STATED TASK: Each entry should be quoted word for word, including every mark of punctuation.

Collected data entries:
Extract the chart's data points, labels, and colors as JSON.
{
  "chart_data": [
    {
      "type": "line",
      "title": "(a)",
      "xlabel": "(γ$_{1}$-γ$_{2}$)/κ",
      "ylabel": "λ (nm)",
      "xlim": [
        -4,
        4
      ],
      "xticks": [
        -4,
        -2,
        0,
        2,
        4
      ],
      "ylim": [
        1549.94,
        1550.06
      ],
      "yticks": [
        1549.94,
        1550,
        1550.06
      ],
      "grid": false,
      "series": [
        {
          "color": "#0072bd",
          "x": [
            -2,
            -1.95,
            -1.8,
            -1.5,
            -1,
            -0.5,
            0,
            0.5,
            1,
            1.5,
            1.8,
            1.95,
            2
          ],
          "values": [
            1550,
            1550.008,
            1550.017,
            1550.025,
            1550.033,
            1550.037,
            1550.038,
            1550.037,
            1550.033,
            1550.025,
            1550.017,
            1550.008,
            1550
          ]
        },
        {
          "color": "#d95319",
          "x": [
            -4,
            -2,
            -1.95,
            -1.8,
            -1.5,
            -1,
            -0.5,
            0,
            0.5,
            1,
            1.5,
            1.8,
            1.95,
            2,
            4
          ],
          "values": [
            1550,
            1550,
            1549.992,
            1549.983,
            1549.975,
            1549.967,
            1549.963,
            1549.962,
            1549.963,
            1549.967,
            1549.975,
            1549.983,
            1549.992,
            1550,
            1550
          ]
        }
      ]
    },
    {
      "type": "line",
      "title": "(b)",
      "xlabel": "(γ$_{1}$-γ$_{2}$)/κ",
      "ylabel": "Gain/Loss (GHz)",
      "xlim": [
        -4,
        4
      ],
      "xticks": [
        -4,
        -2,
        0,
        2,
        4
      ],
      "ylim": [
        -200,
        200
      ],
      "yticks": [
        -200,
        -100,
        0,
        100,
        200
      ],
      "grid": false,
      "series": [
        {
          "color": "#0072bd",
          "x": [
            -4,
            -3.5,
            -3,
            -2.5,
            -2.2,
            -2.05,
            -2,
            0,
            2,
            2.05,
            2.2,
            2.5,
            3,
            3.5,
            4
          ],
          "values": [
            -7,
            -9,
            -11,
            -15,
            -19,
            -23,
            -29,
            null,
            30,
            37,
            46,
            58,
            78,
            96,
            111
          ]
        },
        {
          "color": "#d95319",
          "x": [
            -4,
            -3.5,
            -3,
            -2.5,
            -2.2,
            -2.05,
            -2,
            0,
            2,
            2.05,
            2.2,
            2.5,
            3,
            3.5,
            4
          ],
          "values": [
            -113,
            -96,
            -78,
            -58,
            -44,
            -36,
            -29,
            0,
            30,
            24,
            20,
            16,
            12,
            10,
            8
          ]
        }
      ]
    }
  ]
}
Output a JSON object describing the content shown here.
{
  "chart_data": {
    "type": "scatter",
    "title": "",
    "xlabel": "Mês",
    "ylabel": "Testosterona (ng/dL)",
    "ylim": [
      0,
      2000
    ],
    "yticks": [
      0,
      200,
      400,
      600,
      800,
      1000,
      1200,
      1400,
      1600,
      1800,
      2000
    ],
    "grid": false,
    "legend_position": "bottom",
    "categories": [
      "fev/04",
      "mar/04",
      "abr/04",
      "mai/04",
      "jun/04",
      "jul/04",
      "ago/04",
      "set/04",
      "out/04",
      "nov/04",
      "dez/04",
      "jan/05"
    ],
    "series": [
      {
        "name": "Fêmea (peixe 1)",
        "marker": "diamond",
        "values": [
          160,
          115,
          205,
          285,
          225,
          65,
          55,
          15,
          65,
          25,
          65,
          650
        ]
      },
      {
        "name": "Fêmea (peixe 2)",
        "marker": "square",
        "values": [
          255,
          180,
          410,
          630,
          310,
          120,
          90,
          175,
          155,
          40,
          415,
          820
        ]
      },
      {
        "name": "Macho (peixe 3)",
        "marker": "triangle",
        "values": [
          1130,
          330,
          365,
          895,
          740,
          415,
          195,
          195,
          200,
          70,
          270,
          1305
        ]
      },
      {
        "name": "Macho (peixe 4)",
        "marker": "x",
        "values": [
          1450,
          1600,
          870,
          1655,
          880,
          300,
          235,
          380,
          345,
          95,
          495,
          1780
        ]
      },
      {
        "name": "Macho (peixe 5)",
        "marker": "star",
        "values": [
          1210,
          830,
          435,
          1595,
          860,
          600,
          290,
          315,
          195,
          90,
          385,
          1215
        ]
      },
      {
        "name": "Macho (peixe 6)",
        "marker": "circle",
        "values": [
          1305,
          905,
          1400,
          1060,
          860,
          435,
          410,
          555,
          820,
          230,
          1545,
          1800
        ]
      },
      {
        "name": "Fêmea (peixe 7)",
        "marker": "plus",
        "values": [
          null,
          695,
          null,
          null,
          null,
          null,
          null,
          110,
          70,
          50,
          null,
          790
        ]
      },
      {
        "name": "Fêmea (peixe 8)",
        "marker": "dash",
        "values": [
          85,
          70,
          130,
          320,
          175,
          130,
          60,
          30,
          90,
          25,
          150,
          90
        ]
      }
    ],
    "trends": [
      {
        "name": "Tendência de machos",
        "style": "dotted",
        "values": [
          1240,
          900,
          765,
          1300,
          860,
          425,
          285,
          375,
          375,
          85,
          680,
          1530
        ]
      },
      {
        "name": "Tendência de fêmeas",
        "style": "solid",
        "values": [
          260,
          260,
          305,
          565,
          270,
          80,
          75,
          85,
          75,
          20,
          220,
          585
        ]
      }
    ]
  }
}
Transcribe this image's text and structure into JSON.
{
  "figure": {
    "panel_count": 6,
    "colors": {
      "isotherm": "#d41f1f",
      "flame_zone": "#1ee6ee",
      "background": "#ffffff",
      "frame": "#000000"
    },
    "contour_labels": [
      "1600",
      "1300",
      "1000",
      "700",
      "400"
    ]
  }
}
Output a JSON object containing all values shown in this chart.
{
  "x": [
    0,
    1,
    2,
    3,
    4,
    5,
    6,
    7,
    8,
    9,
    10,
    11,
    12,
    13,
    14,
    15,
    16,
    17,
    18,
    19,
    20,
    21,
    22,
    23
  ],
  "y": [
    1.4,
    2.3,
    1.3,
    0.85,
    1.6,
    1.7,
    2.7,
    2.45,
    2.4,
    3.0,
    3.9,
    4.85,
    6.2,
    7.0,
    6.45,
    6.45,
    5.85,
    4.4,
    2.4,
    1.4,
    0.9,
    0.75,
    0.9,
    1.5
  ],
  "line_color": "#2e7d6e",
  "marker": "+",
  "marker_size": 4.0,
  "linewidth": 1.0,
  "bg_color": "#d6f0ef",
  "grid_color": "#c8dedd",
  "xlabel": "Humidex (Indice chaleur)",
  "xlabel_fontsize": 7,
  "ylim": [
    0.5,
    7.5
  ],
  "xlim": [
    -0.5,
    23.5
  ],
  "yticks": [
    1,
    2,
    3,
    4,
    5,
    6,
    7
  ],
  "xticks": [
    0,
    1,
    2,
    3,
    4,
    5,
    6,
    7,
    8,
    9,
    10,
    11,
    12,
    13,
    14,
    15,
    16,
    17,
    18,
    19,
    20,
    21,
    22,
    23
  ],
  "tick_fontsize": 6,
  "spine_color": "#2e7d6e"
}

PROBLEM SOLUTION:
Extract the chart's data points, labels, and colors as JSON.
{
  "chart_data": [
    {
      "type": "line",
      "title": "(a)",
      "xlabel": "(γ$_{1}$-γ$_{2}$)/κ",
      "ylabel": "λ (nm)",
      "xlim": [
        -4,
        4
      ],
      "xticks": [
        -4,
        -2,
        0,
        2,
        4
      ],
      "ylim": [
        1549.94,
        1550.06
      ],
      "yticks": [
        1549.94,
        1550,
        1550.06
      ],
      "grid": false,
      "series": [
        {
          "color": "#0072bd",
          "x": [
            -2,
            -1.95,
            -1.8,
            -1.5,
            -1,
            -0.5,
            0,
            0.5,
            1,
            1.5,
            1.8,
            1.95,
            2
          ],
          "values": [
            1550,
            1550.008,
            1550.017,
            1550.025,
            1550.033,
            1550.037,
            1550.038,
            1550.037,
            1550.033,
            1550.025,
            1550.017,
            1550.008,
            1550
          ]
        },
        {
          "color": "#d95319",
          "x": [
            -4,
            -2,
            -1.95,
            -1.8,
            -1.5,
            -1,
            -0.5,
            0,
            0.5,
            1,
            1.5,
            1.8,
            1.95,
            2,
            4
          ],
          "values": [
            1550,
            1550,
            1549.992,
            1549.983,
            1549.975,
            1549.967,
            1549.963,
            1549.962,
            1549.963,
            1549.967,
            1549.975,
            1549.983,
            1549.992,
            1550,
            1550
          ]
        }
      ]
    },
    {
      "type": "line",
      "title": "(b)",
      "xlabel": "(γ$_{1}$-γ$_{2}$)/κ",
      "ylabel": "Gain/Loss (GHz)",
      "xlim": [
        -4,
        4
      ],
      "xticks": [
        -4,
        -2,
        0,
        2,
        4
      ],
      "ylim": [
        -200,
        200
      ],
      "yticks": [
        -200,
        -100,
        0,
        100,
        200
      ],
      "grid": false,
      "series": [
        {
          "color": "#0072bd",
          "x": [
            -4,
            -3.5,
            -3,
            -2.5,
            -2.2,
            -2.05,
            -2,
            0,
            2,
            2.05,
            2.2,
            2.5,
            3,
            3.5,
            4
          ],
          "values": [
            -7,
            -9,
            -11,
            -15,
            -19,
            -23,
            -29,
            null,
            30,
            37,
            46,
            58,
            78,
            96,
            111
          ]
        },
        {
          "color": "#d95319",
          "x": [
            -4,
            -3.5,
            -3,
            -2.5,
            -2.2,
            -2.05,
            -2,
            0,
            2,
            2.05,
            2.2,
            2.5,
            3,
            3.5,
            4
          ],
          "values": [
            -113,
            -96,
            -78,
            -58,
            -44,
            -36,
            -29,
            0,
            30,
            24,
            20,
            16,
            12,
            10,
            8
          ]
        }
      ]
    }
  ]
}
Output a JSON object describing the content shown here.
{
  "chart_data": {
    "type": "scatter",
    "title": "",
    "xlabel": "Mês",
    "ylabel": "Testosterona (ng/dL)",
    "ylim": [
      0,
      2000
    ],
    "yticks": [
      0,
      200,
      400,
      600,
      800,
      1000,
      1200,
      1400,
      1600,
      1800,
      2000
    ],
    "grid": false,
    "legend_position": "bottom",
    "categories": [
      "fev/04",
      "mar/04",
      "abr/04",
      "mai/04",
      "jun/04",
      "jul/04",
      "ago/04",
      "set/04",
      "out/04",
      "nov/04",
      "dez/04",
      "jan/05"
    ],
    "series": [
      {
        "name": "Fêmea (peixe 1)",
        "marker": "diamond",
        "values": [
          160,
          115,
          205,
          285,
          225,
          65,
          55,
          15,
          65,
          25,
          65,
          650
        ]
      },
      {
        "name": "Fêmea (peixe 2)",
        "marker": "square",
        "values": [
          255,
          180,
          410,
          630,
          310,
          120,
          90,
          175,
          155,
          40,
          415,
          820
        ]
      },
      {
        "name": "Macho (peixe 3)",
        "marker": "triangle",
        "values": [
          1130,
          330,
          365,
          895,
          740,
          415,
          195,
          195,
          200,
          70,
          270,
          1305
        ]
      },
      {
        "name": "Macho (peixe 4)",
        "marker": "x",
        "values": [
          1450,
          1600,
          870,
          1655,
          880,
          300,
          235,
          380,
          345,
          95,
          495,
          1780
        ]
      },
      {
        "name": "Macho (peixe 5)",
        "marker": "star",
        "values": [
          1210,
          830,
          435,
          1595,
          860,
          600,
          290,
          315,
          195,
          90,
          385,
          1215
        ]
      },
      {
        "name": "Macho (peixe 6)",
        "marker": "circle",
        "values": [
          1305,
          905,
          1400,
          1060,
          860,
          435,
          410,
          555,
          820,
          230,
          1545,
          1800
        ]
      },
      {
        "name": "Fêmea (peixe 7)",
        "marker": "plus",
        "values": [
          null,
          695,
          null,
          null,
          null,
          null,
          null,
          110,
          70,
          50,
          null,
          790
        ]
      },
      {
        "name": "Fêmea (peixe 8)",
        "marker": "dash",
        "values": [
          85,
          70,
          130,
          320,
          175,
          130,
          60,
          30,
          90,
          25,
          150,
          90
        ]
      }
    ],
    "trends": [
      {
        "name": "Tendência de machos",
        "style": "dotted",
        "values": [
          1240,
          900,
          765,
          1300,
          860,
          425,
          285,
          375,
          375,
          85,
          680,
          1530
        ]
      },
      {
        "name": "Tendência de fêmeas",
        "style": "solid",
        "values": [
          260,
          260,
          305,
          565,
          270,
          80,
          75,
          85,
          75,
          20,
          220,
          585
        ]
      }
    ]
  }
}
Transcribe this image's text and structure into JSON.
{
  "figure": {
    "panel_count": 6,
    "colors": {
      "isotherm": "#d41f1f",
      "flame_zone": "#1ee6ee",
      "background": "#ffffff",
      "frame": "#000000"
    },
    "contour_labels": [
      "1600",
      "1300",
      "1000",
      "700",
      "400"
    ]
  }
}
Output a JSON object containing all values shown in this chart.
{
  "x": [
    0,
    1,
    2,
    3,
    4,
    5,
    6,
    7,
    8,
    9,
    10,
    11,
    12,
    13,
    14,
    15,
    16,
    17,
    18,
    19,
    20,
    21,
    22,
    23
  ],
  "y": [
    1.4,
    2.3,
    1.3,
    0.85,
    1.6,
    1.7,
    2.7,
    2.45,
    2.4,
    3.0,
    3.9,
    4.85,
    6.2,
    7.0,
    6.45,
    6.45,
    5.85,
    4.4,
    2.4,
    1.4,
    0.9,
    0.75,
    0.9,
    1.5
  ],
  "line_color": "#2e7d6e",
  "marker": "+",
  "marker_size": 4.0,
  "linewidth": 1.0,
  "bg_color": "#d6f0ef",
  "grid_color": "#c8dedd",
  "xlabel": "Humidex (Indice chaleur)",
  "xlabel_fontsize": 7,
  "ylim": [
    0.5,
    7.5
  ],
  "xlim": [
    -0.5,
    23.5
  ],
  "yticks": [
    1,
    2,
    3,
    4,
    5,
    6,
    7
  ],
  "xticks": [
    0,
    1,
    2,
    3,
    4,
    5,
    6,
    7,
    8,
    9,
    10,
    11,
    12,
    13,
    14,
    15,
    16,
    17,
    18,
    19,
    20,
    21,
    22,
    23
  ],
  "tick_fontsize": 6,
  "spine_color": "#2e7d6e"
}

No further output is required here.